**Task to complete**
Quote the listing in full, exactly as given, minus any pictures.

**Provided data**
· · · · · · ·
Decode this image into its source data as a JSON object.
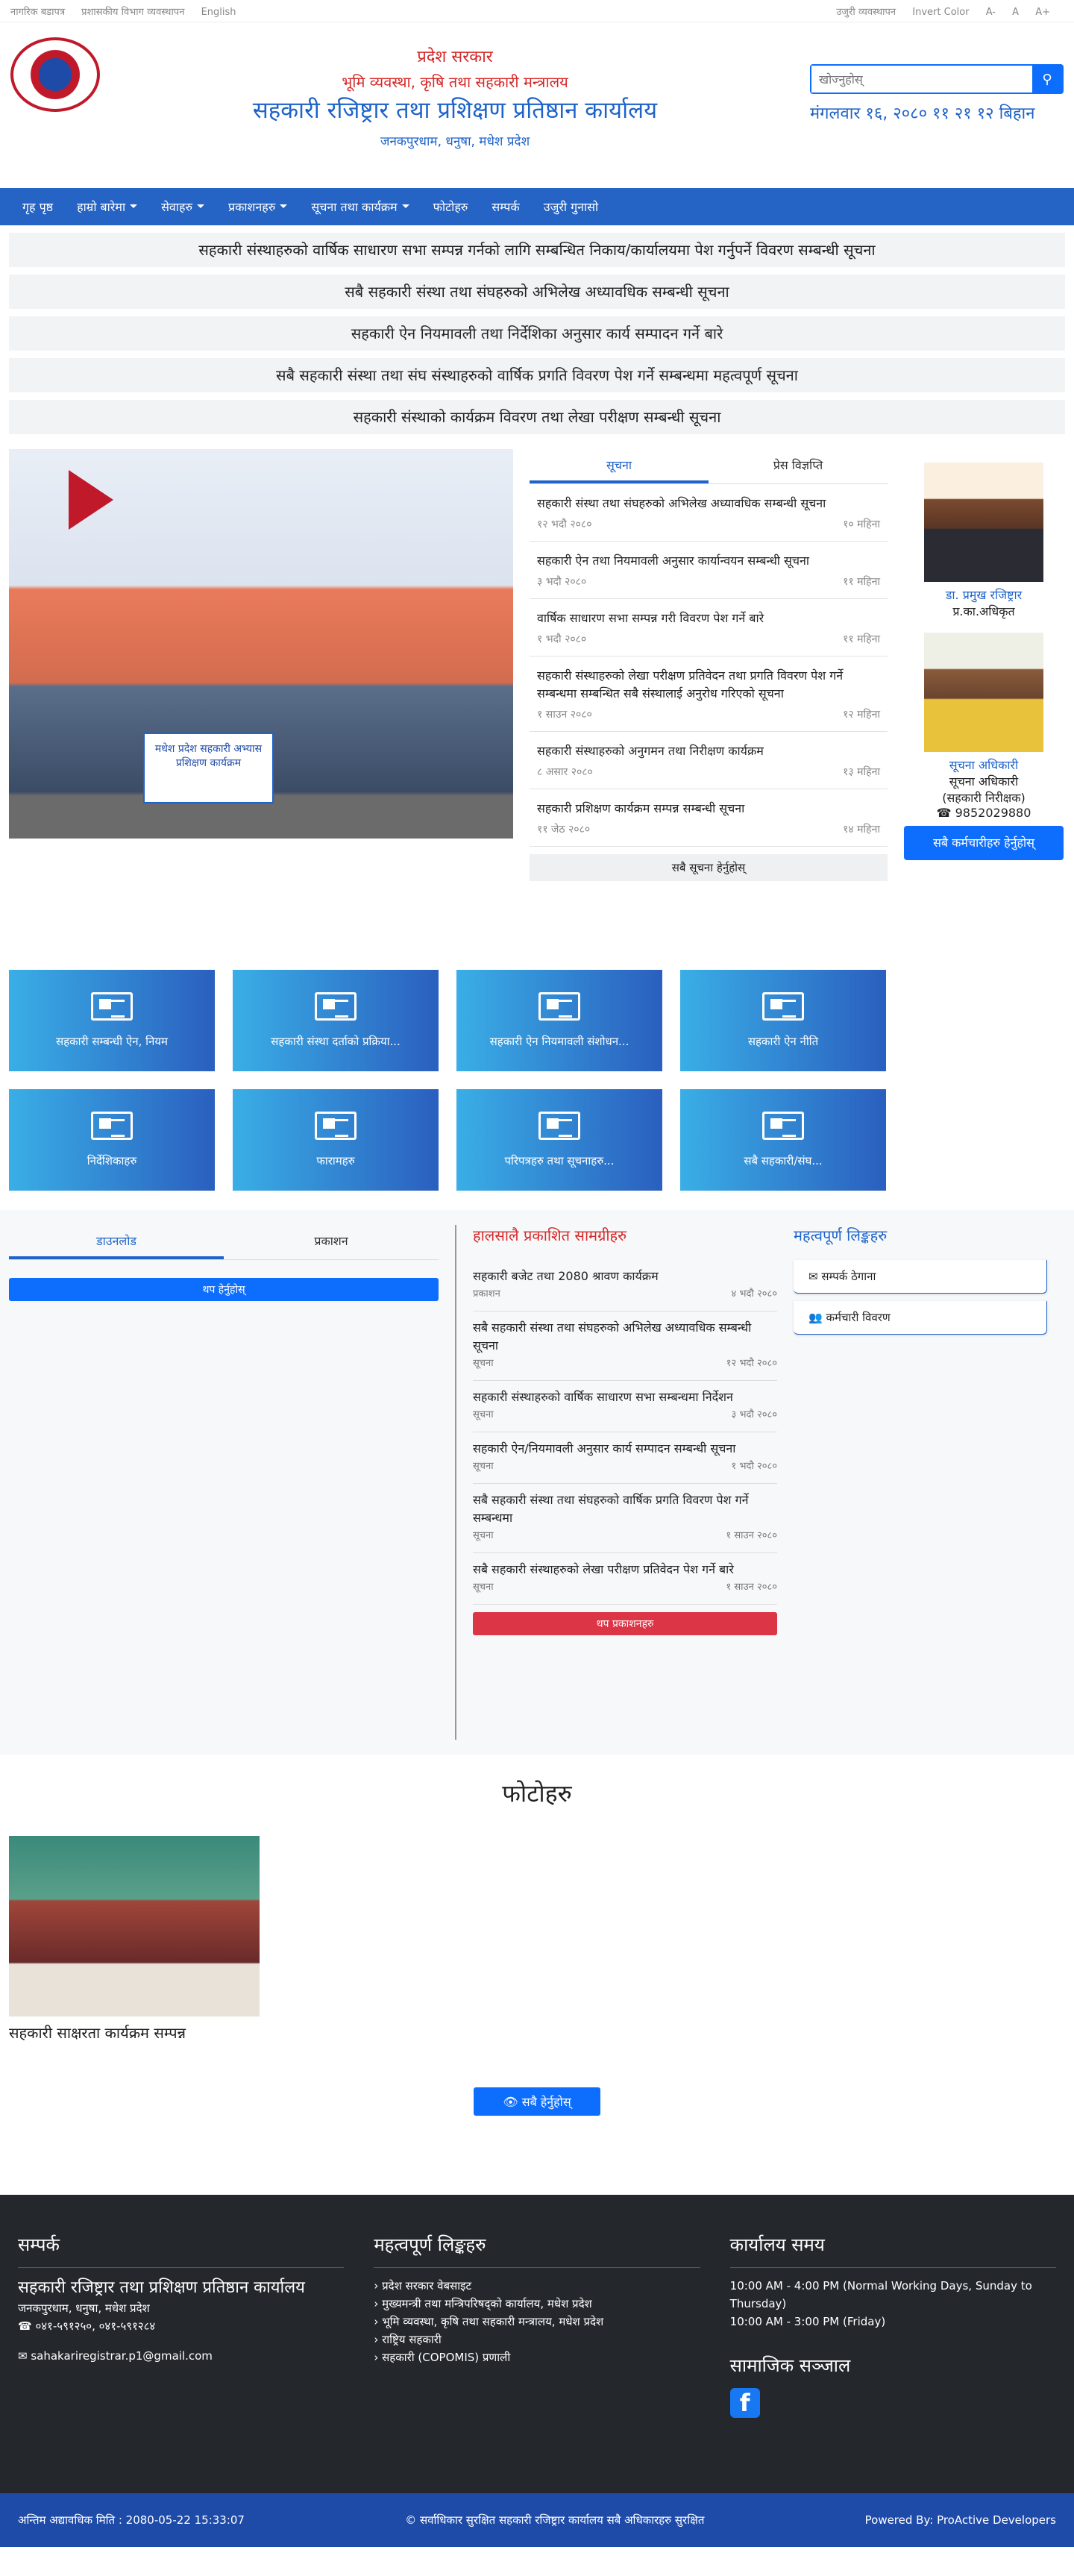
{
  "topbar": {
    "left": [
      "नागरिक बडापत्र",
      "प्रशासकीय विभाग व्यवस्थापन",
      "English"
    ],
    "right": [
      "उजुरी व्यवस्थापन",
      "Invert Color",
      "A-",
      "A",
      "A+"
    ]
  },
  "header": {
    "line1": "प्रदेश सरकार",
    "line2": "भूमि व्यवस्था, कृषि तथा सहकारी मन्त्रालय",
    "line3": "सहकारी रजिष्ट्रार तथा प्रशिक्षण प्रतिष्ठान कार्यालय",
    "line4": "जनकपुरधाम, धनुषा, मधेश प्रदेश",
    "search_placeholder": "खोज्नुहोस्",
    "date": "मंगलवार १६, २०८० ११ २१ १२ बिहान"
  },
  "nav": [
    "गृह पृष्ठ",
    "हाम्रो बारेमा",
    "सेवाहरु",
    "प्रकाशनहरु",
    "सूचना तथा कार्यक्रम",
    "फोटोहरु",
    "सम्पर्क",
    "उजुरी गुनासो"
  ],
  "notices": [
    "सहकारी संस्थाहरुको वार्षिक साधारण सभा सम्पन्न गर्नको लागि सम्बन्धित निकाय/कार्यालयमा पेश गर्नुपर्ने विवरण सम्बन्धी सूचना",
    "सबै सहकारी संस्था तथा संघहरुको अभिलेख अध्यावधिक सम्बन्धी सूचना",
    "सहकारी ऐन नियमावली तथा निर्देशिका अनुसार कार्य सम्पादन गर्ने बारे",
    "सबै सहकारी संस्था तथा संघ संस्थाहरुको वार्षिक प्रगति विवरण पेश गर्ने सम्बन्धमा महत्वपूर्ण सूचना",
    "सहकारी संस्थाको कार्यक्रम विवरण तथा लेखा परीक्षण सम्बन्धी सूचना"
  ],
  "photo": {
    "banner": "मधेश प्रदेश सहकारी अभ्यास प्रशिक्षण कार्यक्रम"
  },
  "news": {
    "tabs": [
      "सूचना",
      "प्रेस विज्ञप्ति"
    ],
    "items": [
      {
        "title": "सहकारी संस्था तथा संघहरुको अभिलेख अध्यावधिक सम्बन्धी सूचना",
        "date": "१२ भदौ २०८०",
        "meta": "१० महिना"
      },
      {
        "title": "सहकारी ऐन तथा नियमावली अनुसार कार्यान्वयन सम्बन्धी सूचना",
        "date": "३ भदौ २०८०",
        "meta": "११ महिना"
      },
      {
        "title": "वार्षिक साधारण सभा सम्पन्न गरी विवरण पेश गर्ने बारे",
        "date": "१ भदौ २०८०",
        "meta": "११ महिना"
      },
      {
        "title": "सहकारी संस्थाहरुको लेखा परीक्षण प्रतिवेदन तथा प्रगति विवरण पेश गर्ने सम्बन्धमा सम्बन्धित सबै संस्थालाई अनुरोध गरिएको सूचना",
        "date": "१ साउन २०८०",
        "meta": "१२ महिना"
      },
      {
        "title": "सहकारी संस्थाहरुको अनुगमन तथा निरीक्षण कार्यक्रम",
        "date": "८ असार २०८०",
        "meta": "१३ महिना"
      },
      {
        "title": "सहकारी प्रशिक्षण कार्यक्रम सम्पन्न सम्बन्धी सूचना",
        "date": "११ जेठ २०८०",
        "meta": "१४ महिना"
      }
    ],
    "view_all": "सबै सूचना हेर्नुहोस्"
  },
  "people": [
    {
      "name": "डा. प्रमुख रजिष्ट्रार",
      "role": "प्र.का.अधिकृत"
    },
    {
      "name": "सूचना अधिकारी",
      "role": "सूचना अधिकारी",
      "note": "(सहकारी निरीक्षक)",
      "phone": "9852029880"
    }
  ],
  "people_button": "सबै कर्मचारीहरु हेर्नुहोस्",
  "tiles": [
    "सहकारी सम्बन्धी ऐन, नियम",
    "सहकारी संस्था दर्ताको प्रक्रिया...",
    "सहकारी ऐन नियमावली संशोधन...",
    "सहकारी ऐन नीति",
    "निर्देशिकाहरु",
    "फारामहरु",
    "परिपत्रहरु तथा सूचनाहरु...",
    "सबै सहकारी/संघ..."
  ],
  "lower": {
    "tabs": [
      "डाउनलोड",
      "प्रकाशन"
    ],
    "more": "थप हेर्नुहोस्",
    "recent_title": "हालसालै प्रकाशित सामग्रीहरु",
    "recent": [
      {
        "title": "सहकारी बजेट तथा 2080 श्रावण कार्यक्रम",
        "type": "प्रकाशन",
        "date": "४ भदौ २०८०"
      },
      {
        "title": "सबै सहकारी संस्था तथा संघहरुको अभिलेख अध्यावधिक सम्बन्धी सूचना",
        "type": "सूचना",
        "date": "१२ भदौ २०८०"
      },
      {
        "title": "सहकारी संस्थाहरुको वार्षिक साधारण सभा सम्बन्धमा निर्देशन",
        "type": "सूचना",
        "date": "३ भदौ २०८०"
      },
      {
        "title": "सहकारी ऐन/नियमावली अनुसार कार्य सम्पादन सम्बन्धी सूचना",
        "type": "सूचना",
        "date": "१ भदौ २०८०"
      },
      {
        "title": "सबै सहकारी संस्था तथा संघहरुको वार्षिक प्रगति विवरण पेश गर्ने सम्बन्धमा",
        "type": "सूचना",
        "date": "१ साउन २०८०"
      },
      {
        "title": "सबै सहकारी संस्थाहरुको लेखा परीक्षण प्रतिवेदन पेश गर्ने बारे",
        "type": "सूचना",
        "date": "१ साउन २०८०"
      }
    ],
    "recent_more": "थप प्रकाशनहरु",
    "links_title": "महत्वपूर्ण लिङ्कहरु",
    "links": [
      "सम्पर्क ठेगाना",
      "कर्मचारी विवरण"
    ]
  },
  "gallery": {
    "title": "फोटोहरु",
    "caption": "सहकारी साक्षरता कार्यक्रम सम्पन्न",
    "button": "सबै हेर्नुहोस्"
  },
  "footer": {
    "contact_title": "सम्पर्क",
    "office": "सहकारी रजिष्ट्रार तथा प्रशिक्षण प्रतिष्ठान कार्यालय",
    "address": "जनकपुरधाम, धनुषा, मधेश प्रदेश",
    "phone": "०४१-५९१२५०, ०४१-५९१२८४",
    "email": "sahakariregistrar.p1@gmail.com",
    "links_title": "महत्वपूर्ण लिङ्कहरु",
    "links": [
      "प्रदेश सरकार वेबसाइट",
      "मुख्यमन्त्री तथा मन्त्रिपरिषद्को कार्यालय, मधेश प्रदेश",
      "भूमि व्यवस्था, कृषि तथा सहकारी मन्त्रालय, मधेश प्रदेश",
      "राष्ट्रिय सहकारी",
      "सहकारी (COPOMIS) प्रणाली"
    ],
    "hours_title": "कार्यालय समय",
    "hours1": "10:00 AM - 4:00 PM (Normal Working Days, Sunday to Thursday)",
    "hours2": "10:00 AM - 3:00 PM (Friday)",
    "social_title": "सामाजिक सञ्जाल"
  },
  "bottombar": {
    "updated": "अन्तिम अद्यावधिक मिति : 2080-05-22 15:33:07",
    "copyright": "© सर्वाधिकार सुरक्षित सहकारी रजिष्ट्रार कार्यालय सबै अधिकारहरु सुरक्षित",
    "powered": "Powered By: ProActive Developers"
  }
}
· · · · · · ·
**Written solution**
Decode this image into its source data as a JSON object.
{
  "topbar": {
    "left": [
      "नागरिक बडापत्र",
      "प्रशासकीय विभाग व्यवस्थापन",
      "English"
    ],
    "right": [
      "उजुरी व्यवस्थापन",
      "Invert Color",
      "A-",
      "A",
      "A+"
    ]
  },
  "header": {
    "line1": "प्रदेश सरकार",
    "line2": "भूमि व्यवस्था, कृषि तथा सहकारी मन्त्रालय",
    "line3": "सहकारी रजिष्ट्रार तथा प्रशिक्षण प्रतिष्ठान कार्यालय",
    "line4": "जनकपुरधाम, धनुषा, मधेश प्रदेश",
    "search_placeholder": "खोज्नुहोस्",
    "date": "मंगलवार १६, २०८० ११ २१ १२ बिहान"
  },
  "nav": [
    "गृह पृष्ठ",
    "हाम्रो बारेमा",
    "सेवाहरु",
    "प्रकाशनहरु",
    "सूचना तथा कार्यक्रम",
    "फोटोहरु",
    "सम्पर्क",
    "उजुरी गुनासो"
  ],
  "notices": [
    "सहकारी संस्थाहरुको वार्षिक साधारण सभा सम्पन्न गर्नको लागि सम्बन्धित निकाय/कार्यालयमा पेश गर्नुपर्ने विवरण सम्बन्धी सूचना",
    "सबै सहकारी संस्था तथा संघहरुको अभिलेख अध्यावधिक सम्बन्धी सूचना",
    "सहकारी ऐन नियमावली तथा निर्देशिका अनुसार कार्य सम्पादन गर्ने बारे",
    "सबै सहकारी संस्था तथा संघ संस्थाहरुको वार्षिक प्रगति विवरण पेश गर्ने सम्बन्धमा महत्वपूर्ण सूचना",
    "सहकारी संस्थाको कार्यक्रम विवरण तथा लेखा परीक्षण सम्बन्धी सूचना"
  ],
  "photo": {
    "banner": "मधेश प्रदेश सहकारी अभ्यास प्रशिक्षण कार्यक्रम"
  },
  "news": {
    "tabs": [
      "सूचना",
      "प्रेस विज्ञप्ति"
    ],
    "items": [
      {
        "title": "सहकारी संस्था तथा संघहरुको अभिलेख अध्यावधिक सम्बन्धी सूचना",
        "date": "१२ भदौ २०८०",
        "meta": "१० महिना"
      },
      {
        "title": "सहकारी ऐन तथा नियमावली अनुसार कार्यान्वयन सम्बन्धी सूचना",
        "date": "३ भदौ २०८०",
        "meta": "११ महिना"
      },
      {
        "title": "वार्षिक साधारण सभा सम्पन्न गरी विवरण पेश गर्ने बारे",
        "date": "१ भदौ २०८०",
        "meta": "११ महिना"
      },
      {
        "title": "सहकारी संस्थाहरुको लेखा परीक्षण प्रतिवेदन तथा प्रगति विवरण पेश गर्ने सम्बन्धमा सम्बन्धित सबै संस्थालाई अनुरोध गरिएको सूचना",
        "date": "१ साउन २०८०",
        "meta": "१२ महिना"
      },
      {
        "title": "सहकारी संस्थाहरुको अनुगमन तथा निरीक्षण कार्यक्रम",
        "date": "८ असार २०८०",
        "meta": "१३ महिना"
      },
      {
        "title": "सहकारी प्रशिक्षण कार्यक्रम सम्पन्न सम्बन्धी सूचना",
        "date": "११ जेठ २०८०",
        "meta": "१४ महिना"
      }
    ],
    "view_all": "सबै सूचना हेर्नुहोस्"
  },
  "people": [
    {
      "name": "डा. प्रमुख रजिष्ट्रार",
      "role": "प्र.का.अधिकृत"
    },
    {
      "name": "सूचना अधिकारी",
      "role": "सूचना अधिकारी",
      "note": "(सहकारी निरीक्षक)",
      "phone": "9852029880"
    }
  ],
  "people_button": "सबै कर्मचारीहरु हेर्नुहोस्",
  "tiles": [
    "सहकारी सम्बन्धी ऐन, नियम",
    "सहकारी संस्था दर्ताको प्रक्रिया...",
    "सहकारी ऐन नियमावली संशोधन...",
    "सहकारी ऐन नीति",
    "निर्देशिकाहरु",
    "फारामहरु",
    "परिपत्रहरु तथा सूचनाहरु...",
    "सबै सहकारी/संघ..."
  ],
  "lower": {
    "tabs": [
      "डाउनलोड",
      "प्रकाशन"
    ],
    "more": "थप हेर्नुहोस्",
    "recent_title": "हालसालै प्रकाशित सामग्रीहरु",
    "recent": [
      {
        "title": "सहकारी बजेट तथा 2080 श्रावण कार्यक्रम",
        "type": "प्रकाशन",
        "date": "४ भदौ २०८०"
      },
      {
        "title": "सबै सहकारी संस्था तथा संघहरुको अभिलेख अध्यावधिक सम्बन्धी सूचना",
        "type": "सूचना",
        "date": "१२ भदौ २०८०"
      },
      {
        "title": "सहकारी संस्थाहरुको वार्षिक साधारण सभा सम्बन्धमा निर्देशन",
        "type": "सूचना",
        "date": "३ भदौ २०८०"
      },
      {
        "title": "सहकारी ऐन/नियमावली अनुसार कार्य सम्पादन सम्बन्धी सूचना",
        "type": "सूचना",
        "date": "१ भदौ २०८०"
      },
      {
        "title": "सबै सहकारी संस्था तथा संघहरुको वार्षिक प्रगति विवरण पेश गर्ने सम्बन्धमा",
        "type": "सूचना",
        "date": "१ साउन २०८०"
      },
      {
        "title": "सबै सहकारी संस्थाहरुको लेखा परीक्षण प्रतिवेदन पेश गर्ने बारे",
        "type": "सूचना",
        "date": "१ साउन २०८०"
      }
    ],
    "recent_more": "थप प्रकाशनहरु",
    "links_title": "महत्वपूर्ण लिङ्कहरु",
    "links": [
      "सम्पर्क ठेगाना",
      "कर्मचारी विवरण"
    ]
  },
  "gallery": {
    "title": "फोटोहरु",
    "caption": "सहकारी साक्षरता कार्यक्रम सम्पन्न",
    "button": "सबै हेर्नुहोस्"
  },
  "footer": {
    "contact_title": "सम्पर्क",
    "office": "सहकारी रजिष्ट्रार तथा प्रशिक्षण प्रतिष्ठान कार्यालय",
    "address": "जनकपुरधाम, धनुषा, मधेश प्रदेश",
    "phone": "०४१-५९१२५०, ०४१-५९१२८४",
    "email": "sahakariregistrar.p1@gmail.com",
    "links_title": "महत्वपूर्ण लिङ्कहरु",
    "links": [
      "प्रदेश सरकार वेबसाइट",
      "मुख्यमन्त्री तथा मन्त्रिपरिषद्को कार्यालय, मधेश प्रदेश",
      "भूमि व्यवस्था, कृषि तथा सहकारी मन्त्रालय, मधेश प्रदेश",
      "राष्ट्रिय सहकारी",
      "सहकारी (COPOMIS) प्रणाली"
    ],
    "hours_title": "कार्यालय समय",
    "hours1": "10:00 AM - 4:00 PM (Normal Working Days, Sunday to Thursday)",
    "hours2": "10:00 AM - 3:00 PM (Friday)",
    "social_title": "सामाजिक सञ्जाल"
  },
  "bottombar": {
    "updated": "अन्तिम अद्यावधिक मिति : 2080-05-22 15:33:07",
    "copyright": "© सर्वाधिकार सुरक्षित सहकारी रजिष्ट्रार कार्यालय सबै अधिकारहरु सुरक्षित",
    "powered": "Powered By: ProActive Developers"
  }
}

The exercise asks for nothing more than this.